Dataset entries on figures
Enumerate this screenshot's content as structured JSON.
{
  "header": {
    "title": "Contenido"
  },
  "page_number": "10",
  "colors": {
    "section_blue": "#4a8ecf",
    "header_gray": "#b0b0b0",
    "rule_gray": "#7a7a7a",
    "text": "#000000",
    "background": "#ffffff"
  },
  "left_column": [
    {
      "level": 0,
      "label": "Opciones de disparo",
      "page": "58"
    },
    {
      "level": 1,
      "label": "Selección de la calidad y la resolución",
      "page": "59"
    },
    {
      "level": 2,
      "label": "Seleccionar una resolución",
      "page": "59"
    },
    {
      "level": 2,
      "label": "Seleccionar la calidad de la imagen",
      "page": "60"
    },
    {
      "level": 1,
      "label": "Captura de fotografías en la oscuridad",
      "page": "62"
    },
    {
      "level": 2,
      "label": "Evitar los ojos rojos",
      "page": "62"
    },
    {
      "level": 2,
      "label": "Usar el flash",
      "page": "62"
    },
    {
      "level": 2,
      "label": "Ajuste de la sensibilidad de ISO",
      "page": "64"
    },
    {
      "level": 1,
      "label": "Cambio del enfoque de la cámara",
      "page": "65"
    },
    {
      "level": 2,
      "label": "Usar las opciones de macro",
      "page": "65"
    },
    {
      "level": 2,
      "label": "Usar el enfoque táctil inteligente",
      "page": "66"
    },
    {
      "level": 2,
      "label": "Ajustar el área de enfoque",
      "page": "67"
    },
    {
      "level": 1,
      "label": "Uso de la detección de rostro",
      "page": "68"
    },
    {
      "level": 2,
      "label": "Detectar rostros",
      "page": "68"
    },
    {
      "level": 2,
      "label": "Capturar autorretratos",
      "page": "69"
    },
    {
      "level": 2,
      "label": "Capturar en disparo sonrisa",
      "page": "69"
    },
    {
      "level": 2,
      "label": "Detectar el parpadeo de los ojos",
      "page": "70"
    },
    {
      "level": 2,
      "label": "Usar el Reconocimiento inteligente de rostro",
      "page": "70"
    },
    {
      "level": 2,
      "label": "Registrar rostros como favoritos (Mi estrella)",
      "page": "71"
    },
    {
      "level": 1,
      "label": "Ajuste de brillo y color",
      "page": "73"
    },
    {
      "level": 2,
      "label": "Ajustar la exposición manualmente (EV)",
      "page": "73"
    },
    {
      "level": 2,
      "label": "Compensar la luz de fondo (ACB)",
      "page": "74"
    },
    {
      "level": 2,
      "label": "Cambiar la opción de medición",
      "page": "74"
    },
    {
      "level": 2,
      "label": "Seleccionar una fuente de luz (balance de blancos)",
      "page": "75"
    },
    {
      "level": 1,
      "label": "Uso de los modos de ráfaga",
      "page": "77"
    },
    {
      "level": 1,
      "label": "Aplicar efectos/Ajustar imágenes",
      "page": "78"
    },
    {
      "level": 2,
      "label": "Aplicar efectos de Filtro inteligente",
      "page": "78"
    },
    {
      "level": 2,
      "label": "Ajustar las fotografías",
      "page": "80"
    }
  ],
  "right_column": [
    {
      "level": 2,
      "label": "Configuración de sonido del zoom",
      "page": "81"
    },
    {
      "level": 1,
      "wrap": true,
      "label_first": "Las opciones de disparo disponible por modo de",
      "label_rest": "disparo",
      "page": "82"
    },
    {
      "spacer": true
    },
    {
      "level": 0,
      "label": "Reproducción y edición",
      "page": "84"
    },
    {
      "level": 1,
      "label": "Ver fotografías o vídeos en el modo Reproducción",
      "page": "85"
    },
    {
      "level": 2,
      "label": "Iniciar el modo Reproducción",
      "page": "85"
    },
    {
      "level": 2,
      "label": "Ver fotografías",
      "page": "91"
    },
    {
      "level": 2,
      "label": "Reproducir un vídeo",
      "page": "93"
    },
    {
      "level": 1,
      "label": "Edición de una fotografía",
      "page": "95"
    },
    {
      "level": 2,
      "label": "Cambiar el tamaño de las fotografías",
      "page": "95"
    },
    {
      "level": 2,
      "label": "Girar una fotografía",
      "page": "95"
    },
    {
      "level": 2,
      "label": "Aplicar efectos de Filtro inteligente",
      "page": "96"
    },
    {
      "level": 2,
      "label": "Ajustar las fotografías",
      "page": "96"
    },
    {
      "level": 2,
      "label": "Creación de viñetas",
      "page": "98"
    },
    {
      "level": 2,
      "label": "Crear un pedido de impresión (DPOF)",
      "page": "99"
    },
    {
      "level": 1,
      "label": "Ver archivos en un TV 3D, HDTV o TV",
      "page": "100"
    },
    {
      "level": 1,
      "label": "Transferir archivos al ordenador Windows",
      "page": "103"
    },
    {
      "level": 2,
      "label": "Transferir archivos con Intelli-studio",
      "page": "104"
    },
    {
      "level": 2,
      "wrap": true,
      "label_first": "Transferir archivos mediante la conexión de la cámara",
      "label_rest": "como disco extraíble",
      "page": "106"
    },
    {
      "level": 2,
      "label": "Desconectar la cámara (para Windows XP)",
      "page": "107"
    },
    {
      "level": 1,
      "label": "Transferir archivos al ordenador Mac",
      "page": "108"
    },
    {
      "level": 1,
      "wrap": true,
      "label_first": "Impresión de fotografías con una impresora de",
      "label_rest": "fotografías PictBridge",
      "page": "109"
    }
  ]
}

* [Task directions]: Each record must be reproduced exactly. Keep every one.

* [Output of the task]:
Enumerate this screenshot's content as structured JSON.
{
  "header": {
    "title": "Contenido"
  },
  "page_number": "10",
  "colors": {
    "section_blue": "#4a8ecf",
    "header_gray": "#b0b0b0",
    "rule_gray": "#7a7a7a",
    "text": "#000000",
    "background": "#ffffff"
  },
  "left_column": [
    {
      "level": 0,
      "label": "Opciones de disparo",
      "page": "58"
    },
    {
      "level": 1,
      "label": "Selección de la calidad y la resolución",
      "page": "59"
    },
    {
      "level": 2,
      "label": "Seleccionar una resolución",
      "page": "59"
    },
    {
      "level": 2,
      "label": "Seleccionar la calidad de la imagen",
      "page": "60"
    },
    {
      "level": 1,
      "label": "Captura de fotografías en la oscuridad",
      "page": "62"
    },
    {
      "level": 2,
      "label": "Evitar los ojos rojos",
      "page": "62"
    },
    {
      "level": 2,
      "label": "Usar el flash",
      "page": "62"
    },
    {
      "level": 2,
      "label": "Ajuste de la sensibilidad de ISO",
      "page": "64"
    },
    {
      "level": 1,
      "label": "Cambio del enfoque de la cámara",
      "page": "65"
    },
    {
      "level": 2,
      "label": "Usar las opciones de macro",
      "page": "65"
    },
    {
      "level": 2,
      "label": "Usar el enfoque táctil inteligente",
      "page": "66"
    },
    {
      "level": 2,
      "label": "Ajustar el área de enfoque",
      "page": "67"
    },
    {
      "level": 1,
      "label": "Uso de la detección de rostro",
      "page": "68"
    },
    {
      "level": 2,
      "label": "Detectar rostros",
      "page": "68"
    },
    {
      "level": 2,
      "label": "Capturar autorretratos",
      "page": "69"
    },
    {
      "level": 2,
      "label": "Capturar en disparo sonrisa",
      "page": "69"
    },
    {
      "level": 2,
      "label": "Detectar el parpadeo de los ojos",
      "page": "70"
    },
    {
      "level": 2,
      "label": "Usar el Reconocimiento inteligente de rostro",
      "page": "70"
    },
    {
      "level": 2,
      "label": "Registrar rostros como favoritos (Mi estrella)",
      "page": "71"
    },
    {
      "level": 1,
      "label": "Ajuste de brillo y color",
      "page": "73"
    },
    {
      "level": 2,
      "label": "Ajustar la exposición manualmente (EV)",
      "page": "73"
    },
    {
      "level": 2,
      "label": "Compensar la luz de fondo (ACB)",
      "page": "74"
    },
    {
      "level": 2,
      "label": "Cambiar la opción de medición",
      "page": "74"
    },
    {
      "level": 2,
      "label": "Seleccionar una fuente de luz (balance de blancos)",
      "page": "75"
    },
    {
      "level": 1,
      "label": "Uso de los modos de ráfaga",
      "page": "77"
    },
    {
      "level": 1,
      "label": "Aplicar efectos/Ajustar imágenes",
      "page": "78"
    },
    {
      "level": 2,
      "label": "Aplicar efectos de Filtro inteligente",
      "page": "78"
    },
    {
      "level": 2,
      "label": "Ajustar las fotografías",
      "page": "80"
    }
  ],
  "right_column": [
    {
      "level": 2,
      "label": "Configuración de sonido del zoom",
      "page": "81"
    },
    {
      "level": 1,
      "wrap": true,
      "label_first": "Las opciones de disparo disponible por modo de",
      "label_rest": "disparo",
      "page": "82"
    },
    {
      "spacer": true
    },
    {
      "level": 0,
      "label": "Reproducción y edición",
      "page": "84"
    },
    {
      "level": 1,
      "label": "Ver fotografías o vídeos en el modo Reproducción",
      "page": "85"
    },
    {
      "level": 2,
      "label": "Iniciar el modo Reproducción",
      "page": "85"
    },
    {
      "level": 2,
      "label": "Ver fotografías",
      "page": "91"
    },
    {
      "level": 2,
      "label": "Reproducir un vídeo",
      "page": "93"
    },
    {
      "level": 1,
      "label": "Edición de una fotografía",
      "page": "95"
    },
    {
      "level": 2,
      "label": "Cambiar el tamaño de las fotografías",
      "page": "95"
    },
    {
      "level": 2,
      "label": "Girar una fotografía",
      "page": "95"
    },
    {
      "level": 2,
      "label": "Aplicar efectos de Filtro inteligente",
      "page": "96"
    },
    {
      "level": 2,
      "label": "Ajustar las fotografías",
      "page": "96"
    },
    {
      "level": 2,
      "label": "Creación de viñetas",
      "page": "98"
    },
    {
      "level": 2,
      "label": "Crear un pedido de impresión (DPOF)",
      "page": "99"
    },
    {
      "level": 1,
      "label": "Ver archivos en un TV 3D, HDTV o TV",
      "page": "100"
    },
    {
      "level": 1,
      "label": "Transferir archivos al ordenador Windows",
      "page": "103"
    },
    {
      "level": 2,
      "label": "Transferir archivos con Intelli-studio",
      "page": "104"
    },
    {
      "level": 2,
      "wrap": true,
      "label_first": "Transferir archivos mediante la conexión de la cámara",
      "label_rest": "como disco extraíble",
      "page": "106"
    },
    {
      "level": 2,
      "label": "Desconectar la cámara (para Windows XP)",
      "page": "107"
    },
    {
      "level": 1,
      "label": "Transferir archivos al ordenador Mac",
      "page": "108"
    },
    {
      "level": 1,
      "wrap": true,
      "label_first": "Impresión de fotografías con una impresora de",
      "label_rest": "fotografías PictBridge",
      "page": "109"
    }
  ]
}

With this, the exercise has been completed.